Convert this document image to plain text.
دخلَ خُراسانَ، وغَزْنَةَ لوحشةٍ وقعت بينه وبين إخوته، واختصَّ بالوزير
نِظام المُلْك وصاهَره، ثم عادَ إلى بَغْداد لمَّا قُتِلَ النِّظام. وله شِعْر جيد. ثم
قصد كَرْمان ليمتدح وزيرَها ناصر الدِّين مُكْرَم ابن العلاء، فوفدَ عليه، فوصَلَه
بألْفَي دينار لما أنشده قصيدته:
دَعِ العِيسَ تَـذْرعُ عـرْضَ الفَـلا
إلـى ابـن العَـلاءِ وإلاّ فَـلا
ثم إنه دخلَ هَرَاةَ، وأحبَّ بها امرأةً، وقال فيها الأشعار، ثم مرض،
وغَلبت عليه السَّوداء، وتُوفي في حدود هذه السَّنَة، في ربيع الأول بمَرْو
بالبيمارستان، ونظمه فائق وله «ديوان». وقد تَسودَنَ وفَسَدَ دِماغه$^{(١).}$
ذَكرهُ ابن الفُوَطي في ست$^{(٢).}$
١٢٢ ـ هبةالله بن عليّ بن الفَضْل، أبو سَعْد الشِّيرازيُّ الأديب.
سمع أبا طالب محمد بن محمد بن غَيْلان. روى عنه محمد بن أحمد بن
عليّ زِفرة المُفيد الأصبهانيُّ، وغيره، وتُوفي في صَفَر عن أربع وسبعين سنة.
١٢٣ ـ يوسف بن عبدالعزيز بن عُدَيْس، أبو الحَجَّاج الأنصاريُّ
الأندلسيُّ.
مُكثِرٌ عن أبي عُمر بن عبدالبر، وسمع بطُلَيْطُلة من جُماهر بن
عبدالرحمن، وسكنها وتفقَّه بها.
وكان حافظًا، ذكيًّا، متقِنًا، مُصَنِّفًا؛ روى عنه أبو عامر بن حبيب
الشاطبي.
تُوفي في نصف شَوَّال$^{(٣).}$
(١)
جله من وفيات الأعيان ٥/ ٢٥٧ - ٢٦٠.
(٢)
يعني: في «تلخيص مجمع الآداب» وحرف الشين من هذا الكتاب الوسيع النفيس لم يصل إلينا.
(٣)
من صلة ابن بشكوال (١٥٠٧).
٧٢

○ ○ ○

__WHAT IS BEING ASKED__: Return all the data above once more, precisely as given.

__THE OUTPUT__:
Convert this document image to plain text.
دخلَ خُراسانَ، وغَزْنَةَ لوحشةٍ وقعت بينه وبين إخوته، واختصَّ بالوزير
نِظام المُلْك وصاهَره، ثم عادَ إلى بَغْداد لمَّا قُتِلَ النِّظام. وله شِعْر جيد. ثم
قصد كَرْمان ليمتدح وزيرَها ناصر الدِّين مُكْرَم ابن العلاء، فوفدَ عليه، فوصَلَه
بألْفَي دينار لما أنشده قصيدته:
دَعِ العِيسَ تَـذْرعُ عـرْضَ الفَـلا
إلـى ابـن العَـلاءِ وإلاّ فَـلا
ثم إنه دخلَ هَرَاةَ، وأحبَّ بها امرأةً، وقال فيها الأشعار، ثم مرض،
وغَلبت عليه السَّوداء، وتُوفي في حدود هذه السَّنَة، في ربيع الأول بمَرْو
بالبيمارستان، ونظمه فائق وله «ديوان». وقد تَسودَنَ وفَسَدَ دِماغه$^{(١).}$
ذَكرهُ ابن الفُوَطي في ست$^{(٢).}$
١٢٢ ـ هبةالله بن عليّ بن الفَضْل، أبو سَعْد الشِّيرازيُّ الأديب.
سمع أبا طالب محمد بن محمد بن غَيْلان. روى عنه محمد بن أحمد بن
عليّ زِفرة المُفيد الأصبهانيُّ، وغيره، وتُوفي في صَفَر عن أربع وسبعين سنة.
١٢٣ ـ يوسف بن عبدالعزيز بن عُدَيْس، أبو الحَجَّاج الأنصاريُّ
الأندلسيُّ.
مُكثِرٌ عن أبي عُمر بن عبدالبر، وسمع بطُلَيْطُلة من جُماهر بن
عبدالرحمن، وسكنها وتفقَّه بها.
وكان حافظًا، ذكيًّا، متقِنًا، مُصَنِّفًا؛ روى عنه أبو عامر بن حبيب
الشاطبي.
تُوفي في نصف شَوَّال$^{(٣).}$
(١)
جله من وفيات الأعيان ٥/ ٢٥٧ - ٢٦٠.
(٢)
يعني: في «تلخيص مجمع الآداب» وحرف الشين من هذا الكتاب الوسيع النفيس لم يصل إلينا.
(٣)
من صلة ابن بشكوال (١٥٠٧).
٧٢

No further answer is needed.